[Stored data]

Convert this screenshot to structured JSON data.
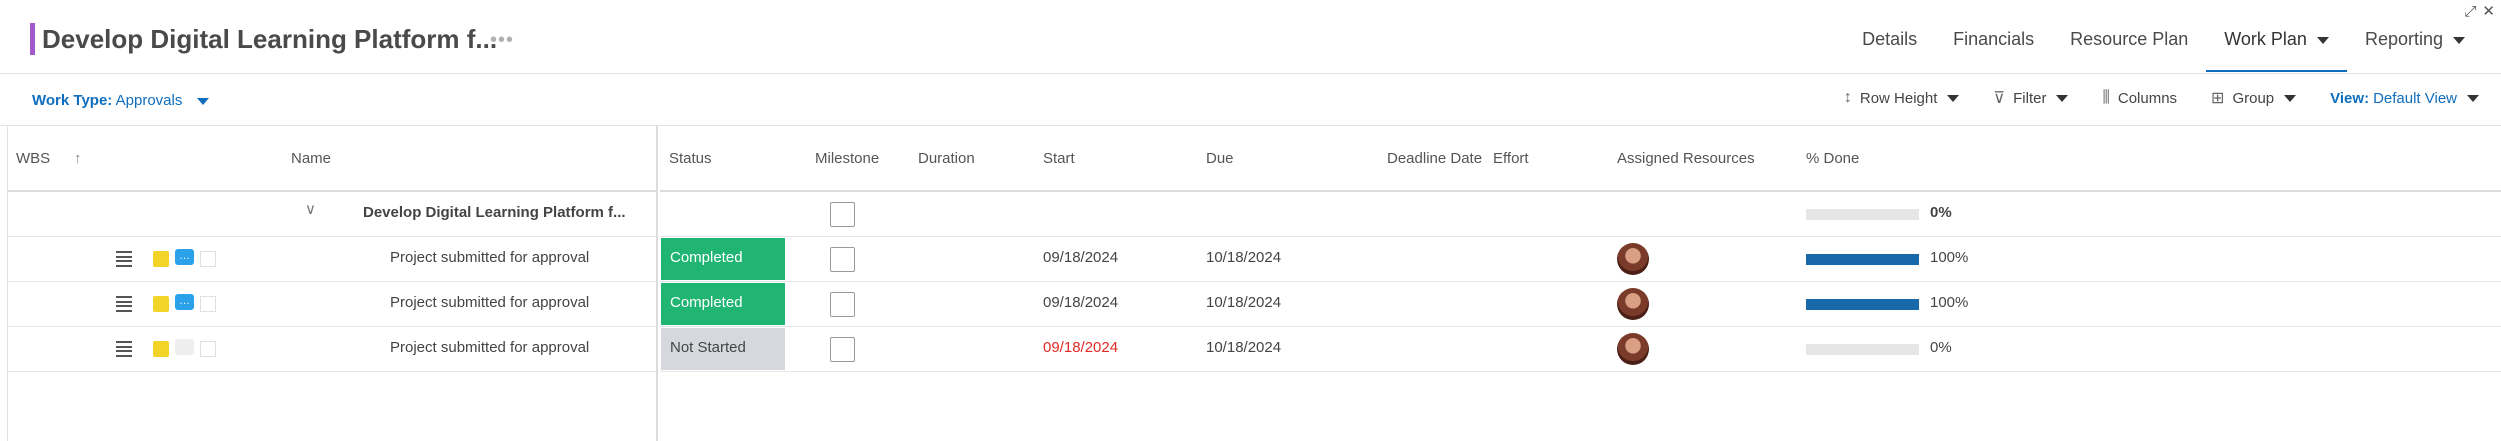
{
  "header": {
    "title": "Develop Digital Learning Platform f...",
    "more_label": "•••",
    "restore_icon": "restore-icon",
    "close_icon": "close-icon"
  },
  "tabs": [
    {
      "label": "Details",
      "dropdown": false,
      "active": false
    },
    {
      "label": "Financials",
      "dropdown": false,
      "active": false
    },
    {
      "label": "Resource Plan",
      "dropdown": false,
      "active": false
    },
    {
      "label": "Work Plan",
      "dropdown": true,
      "active": true
    },
    {
      "label": "Reporting",
      "dropdown": true,
      "active": false
    }
  ],
  "toolbar": {
    "work_type_label": "Work Type:",
    "work_type_value": "Approvals",
    "row_height": "Row Height",
    "filter": "Filter",
    "columns": "Columns",
    "group": "Group",
    "view_label": "View:",
    "view_value": "Default View"
  },
  "columns": {
    "wbs": "WBS",
    "name": "Name",
    "status": "Status",
    "milestone": "Milestone",
    "duration": "Duration",
    "start": "Start",
    "due": "Due",
    "deadline": "Deadline Date",
    "effort": "Effort",
    "resources": "Assigned Resources",
    "done": "% Done"
  },
  "summary_row": {
    "name": "Develop Digital Learning Platform f...",
    "percent_done": 0,
    "percent_label": "0%"
  },
  "rows": [
    {
      "name": "Project submitted for approval",
      "status": "Completed",
      "start": "09/18/2024",
      "start_overdue": false,
      "due": "10/18/2024",
      "percent_done": 100,
      "percent_label": "100%",
      "has_comment": true
    },
    {
      "name": "Project submitted for approval",
      "status": "Completed",
      "start": "09/18/2024",
      "start_overdue": false,
      "due": "10/18/2024",
      "percent_done": 100,
      "percent_label": "100%",
      "has_comment": true
    },
    {
      "name": "Project submitted for approval",
      "status": "Not Started",
      "start": "09/18/2024",
      "start_overdue": true,
      "due": "10/18/2024",
      "percent_done": 0,
      "percent_label": "0%",
      "has_comment": false
    }
  ],
  "colors": {
    "accent": "#a259c9",
    "link": "#106ebe",
    "completed": "#21b573",
    "not_started": "#d5d8dc",
    "progress": "#1769aa",
    "overdue": "#e02b27"
  }
}
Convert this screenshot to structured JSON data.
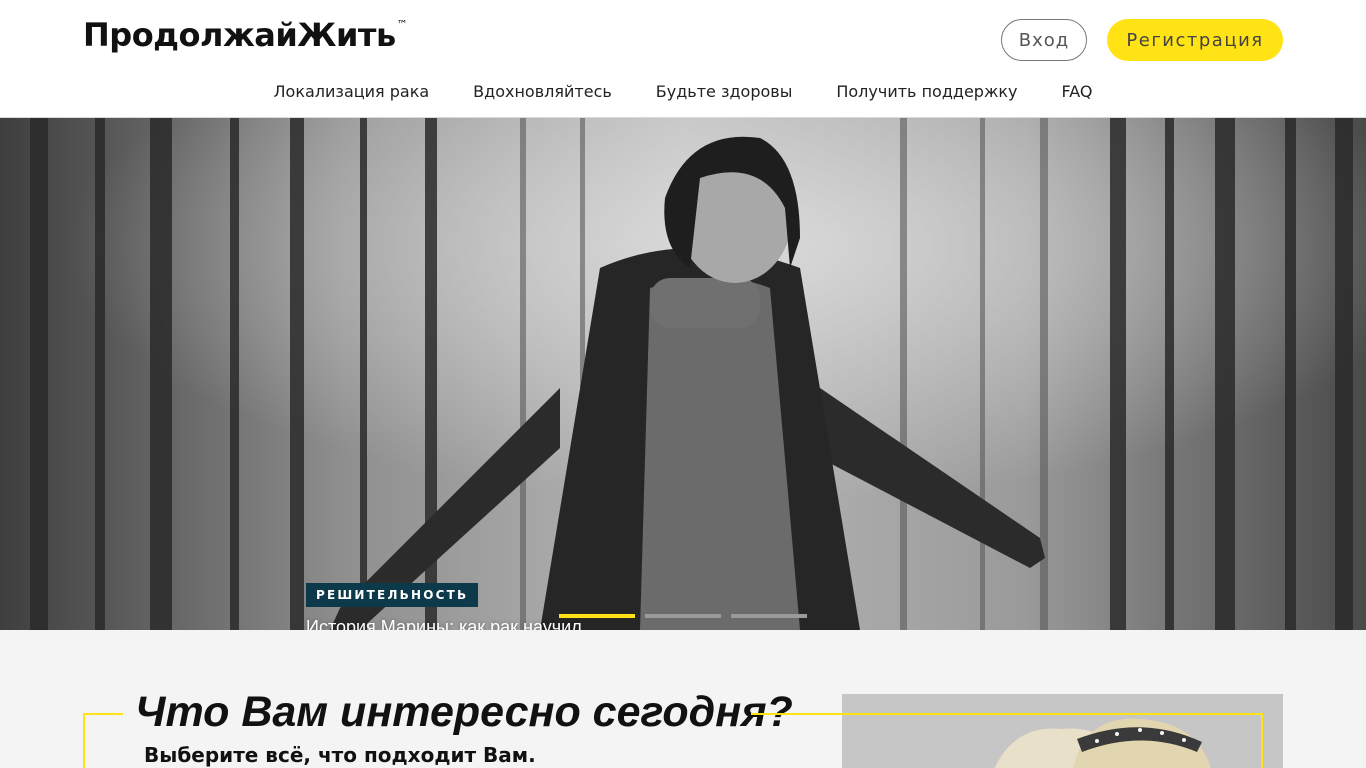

Problem statement >> Give the material again exactly as it is, but keep the pictures out.

Final result >>
Convert this screenshot to structured JSON data.
{
  "header": {
    "title": "Develop Digital Learning Platform f...",
    "more_label": "•••",
    "restore_icon": "restore-icon",
    "close_icon": "close-icon"
  },
  "tabs": [
    {
      "label": "Details",
      "dropdown": false,
      "active": false
    },
    {
      "label": "Financials",
      "dropdown": false,
      "active": false
    },
    {
      "label": "Resource Plan",
      "dropdown": false,
      "active": false
    },
    {
      "label": "Work Plan",
      "dropdown": true,
      "active": true
    },
    {
      "label": "Reporting",
      "dropdown": true,
      "active": false
    }
  ],
  "toolbar": {
    "work_type_label": "Work Type:",
    "work_type_value": "Approvals",
    "row_height": "Row Height",
    "filter": "Filter",
    "columns": "Columns",
    "group": "Group",
    "view_label": "View:",
    "view_value": "Default View"
  },
  "columns": {
    "wbs": "WBS",
    "name": "Name",
    "status": "Status",
    "milestone": "Milestone",
    "duration": "Duration",
    "start": "Start",
    "due": "Due",
    "deadline": "Deadline Date",
    "effort": "Effort",
    "resources": "Assigned Resources",
    "done": "% Done"
  },
  "summary_row": {
    "name": "Develop Digital Learning Platform f...",
    "percent_done": 0,
    "percent_label": "0%"
  },
  "rows": [
    {
      "name": "Project submitted for approval",
      "status": "Completed",
      "start": "09/18/2024",
      "start_overdue": false,
      "due": "10/18/2024",
      "percent_done": 100,
      "percent_label": "100%",
      "has_comment": true
    },
    {
      "name": "Project submitted for approval",
      "status": "Completed",
      "start": "09/18/2024",
      "start_overdue": false,
      "due": "10/18/2024",
      "percent_done": 100,
      "percent_label": "100%",
      "has_comment": true
    },
    {
      "name": "Project submitted for approval",
      "status": "Not Started",
      "start": "09/18/2024",
      "start_overdue": true,
      "due": "10/18/2024",
      "percent_done": 0,
      "percent_label": "0%",
      "has_comment": false
    }
  ],
  "colors": {
    "accent": "#a259c9",
    "link": "#106ebe",
    "completed": "#21b573",
    "not_started": "#d5d8dc",
    "progress": "#1769aa",
    "overdue": "#e02b27"
  }
}
Convert this screenshot to structured JSON data.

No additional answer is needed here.